## Start INPUT

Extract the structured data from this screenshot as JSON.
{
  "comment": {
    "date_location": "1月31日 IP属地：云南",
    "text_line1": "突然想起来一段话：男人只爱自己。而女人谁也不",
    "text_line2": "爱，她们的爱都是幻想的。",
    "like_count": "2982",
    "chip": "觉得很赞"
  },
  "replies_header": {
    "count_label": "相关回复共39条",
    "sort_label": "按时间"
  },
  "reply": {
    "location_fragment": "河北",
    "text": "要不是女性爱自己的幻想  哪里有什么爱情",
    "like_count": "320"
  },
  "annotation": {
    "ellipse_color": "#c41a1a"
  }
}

## End INPUT

Return all of the entries exactly as they were supplied.

ANSWER:
Extract the structured data from this screenshot as JSON.
{
  "comment": {
    "date_location": "1月31日 IP属地：云南",
    "text_line1": "突然想起来一段话：男人只爱自己。而女人谁也不",
    "text_line2": "爱，她们的爱都是幻想的。",
    "like_count": "2982",
    "chip": "觉得很赞"
  },
  "replies_header": {
    "count_label": "相关回复共39条",
    "sort_label": "按时间"
  },
  "reply": {
    "location_fragment": "河北",
    "text": "要不是女性爱自己的幻想  哪里有什么爱情",
    "like_count": "320"
  },
  "annotation": {
    "ellipse_color": "#c41a1a"
  }
}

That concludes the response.